## Task prompt:
Can you transcribe every record below exactly as it appears?

[Records about charts and figures]
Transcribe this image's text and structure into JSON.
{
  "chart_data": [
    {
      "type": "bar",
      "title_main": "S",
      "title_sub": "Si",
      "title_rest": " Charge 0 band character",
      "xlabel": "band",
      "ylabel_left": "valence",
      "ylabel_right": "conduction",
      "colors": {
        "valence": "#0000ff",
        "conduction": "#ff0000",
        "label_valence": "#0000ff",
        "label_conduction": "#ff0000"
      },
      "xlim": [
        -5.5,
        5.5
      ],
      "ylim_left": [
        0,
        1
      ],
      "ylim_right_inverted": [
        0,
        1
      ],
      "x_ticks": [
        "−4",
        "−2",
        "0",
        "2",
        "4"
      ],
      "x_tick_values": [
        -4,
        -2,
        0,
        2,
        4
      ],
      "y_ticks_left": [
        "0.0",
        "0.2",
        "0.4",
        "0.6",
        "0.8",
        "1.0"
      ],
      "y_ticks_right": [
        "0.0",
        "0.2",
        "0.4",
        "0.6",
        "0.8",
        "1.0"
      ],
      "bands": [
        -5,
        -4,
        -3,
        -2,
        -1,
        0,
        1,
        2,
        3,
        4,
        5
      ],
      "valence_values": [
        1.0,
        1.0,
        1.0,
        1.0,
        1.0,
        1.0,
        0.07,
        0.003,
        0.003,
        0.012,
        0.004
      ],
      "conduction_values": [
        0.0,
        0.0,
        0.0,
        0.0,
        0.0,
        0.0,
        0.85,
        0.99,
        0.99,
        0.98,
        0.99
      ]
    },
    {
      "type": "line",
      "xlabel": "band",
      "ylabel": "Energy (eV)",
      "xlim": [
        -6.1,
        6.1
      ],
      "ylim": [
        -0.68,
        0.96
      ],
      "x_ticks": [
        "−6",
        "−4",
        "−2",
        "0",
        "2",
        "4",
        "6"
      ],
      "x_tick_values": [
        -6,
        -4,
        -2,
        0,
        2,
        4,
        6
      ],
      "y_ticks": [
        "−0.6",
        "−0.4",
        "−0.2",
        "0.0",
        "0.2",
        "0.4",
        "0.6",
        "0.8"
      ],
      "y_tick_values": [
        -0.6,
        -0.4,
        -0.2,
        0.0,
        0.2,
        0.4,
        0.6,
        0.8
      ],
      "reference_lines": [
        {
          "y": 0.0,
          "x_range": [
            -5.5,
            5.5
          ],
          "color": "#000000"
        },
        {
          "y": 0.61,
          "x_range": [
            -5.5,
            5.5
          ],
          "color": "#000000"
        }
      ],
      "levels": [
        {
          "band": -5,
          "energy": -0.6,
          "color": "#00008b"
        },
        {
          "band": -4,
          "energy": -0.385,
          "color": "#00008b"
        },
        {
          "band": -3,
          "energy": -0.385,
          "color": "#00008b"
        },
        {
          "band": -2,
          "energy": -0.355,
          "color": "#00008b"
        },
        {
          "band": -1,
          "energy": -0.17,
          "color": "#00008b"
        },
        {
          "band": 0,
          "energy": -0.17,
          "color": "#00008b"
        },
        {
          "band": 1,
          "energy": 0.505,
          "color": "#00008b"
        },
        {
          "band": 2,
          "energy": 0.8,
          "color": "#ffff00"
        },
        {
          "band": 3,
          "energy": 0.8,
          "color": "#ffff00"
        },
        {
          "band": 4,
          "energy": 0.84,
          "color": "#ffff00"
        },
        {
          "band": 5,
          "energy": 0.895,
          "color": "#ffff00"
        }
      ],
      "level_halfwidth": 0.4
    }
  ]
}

## Exercise output:
Transcribe this image's text and structure into JSON.
{
  "chart_data": [
    {
      "type": "bar",
      "title_main": "S",
      "title_sub": "Si",
      "title_rest": " Charge 0 band character",
      "xlabel": "band",
      "ylabel_left": "valence",
      "ylabel_right": "conduction",
      "colors": {
        "valence": "#0000ff",
        "conduction": "#ff0000",
        "label_valence": "#0000ff",
        "label_conduction": "#ff0000"
      },
      "xlim": [
        -5.5,
        5.5
      ],
      "ylim_left": [
        0,
        1
      ],
      "ylim_right_inverted": [
        0,
        1
      ],
      "x_ticks": [
        "−4",
        "−2",
        "0",
        "2",
        "4"
      ],
      "x_tick_values": [
        -4,
        -2,
        0,
        2,
        4
      ],
      "y_ticks_left": [
        "0.0",
        "0.2",
        "0.4",
        "0.6",
        "0.8",
        "1.0"
      ],
      "y_ticks_right": [
        "0.0",
        "0.2",
        "0.4",
        "0.6",
        "0.8",
        "1.0"
      ],
      "bands": [
        -5,
        -4,
        -3,
        -2,
        -1,
        0,
        1,
        2,
        3,
        4,
        5
      ],
      "valence_values": [
        1.0,
        1.0,
        1.0,
        1.0,
        1.0,
        1.0,
        0.07,
        0.003,
        0.003,
        0.012,
        0.004
      ],
      "conduction_values": [
        0.0,
        0.0,
        0.0,
        0.0,
        0.0,
        0.0,
        0.85,
        0.99,
        0.99,
        0.98,
        0.99
      ]
    },
    {
      "type": "line",
      "xlabel": "band",
      "ylabel": "Energy (eV)",
      "xlim": [
        -6.1,
        6.1
      ],
      "ylim": [
        -0.68,
        0.96
      ],
      "x_ticks": [
        "−6",
        "−4",
        "−2",
        "0",
        "2",
        "4",
        "6"
      ],
      "x_tick_values": [
        -6,
        -4,
        -2,
        0,
        2,
        4,
        6
      ],
      "y_ticks": [
        "−0.6",
        "−0.4",
        "−0.2",
        "0.0",
        "0.2",
        "0.4",
        "0.6",
        "0.8"
      ],
      "y_tick_values": [
        -0.6,
        -0.4,
        -0.2,
        0.0,
        0.2,
        0.4,
        0.6,
        0.8
      ],
      "reference_lines": [
        {
          "y": 0.0,
          "x_range": [
            -5.5,
            5.5
          ],
          "color": "#000000"
        },
        {
          "y": 0.61,
          "x_range": [
            -5.5,
            5.5
          ],
          "color": "#000000"
        }
      ],
      "levels": [
        {
          "band": -5,
          "energy": -0.6,
          "color": "#00008b"
        },
        {
          "band": -4,
          "energy": -0.385,
          "color": "#00008b"
        },
        {
          "band": -3,
          "energy": -0.385,
          "color": "#00008b"
        },
        {
          "band": -2,
          "energy": -0.355,
          "color": "#00008b"
        },
        {
          "band": -1,
          "energy": -0.17,
          "color": "#00008b"
        },
        {
          "band": 0,
          "energy": -0.17,
          "color": "#00008b"
        },
        {
          "band": 1,
          "energy": 0.505,
          "color": "#00008b"
        },
        {
          "band": 2,
          "energy": 0.8,
          "color": "#ffff00"
        },
        {
          "band": 3,
          "energy": 0.8,
          "color": "#ffff00"
        },
        {
          "band": 4,
          "energy": 0.84,
          "color": "#ffff00"
        },
        {
          "band": 5,
          "energy": 0.895,
          "color": "#ffff00"
        }
      ],
      "level_halfwidth": 0.4
    }
  ]
}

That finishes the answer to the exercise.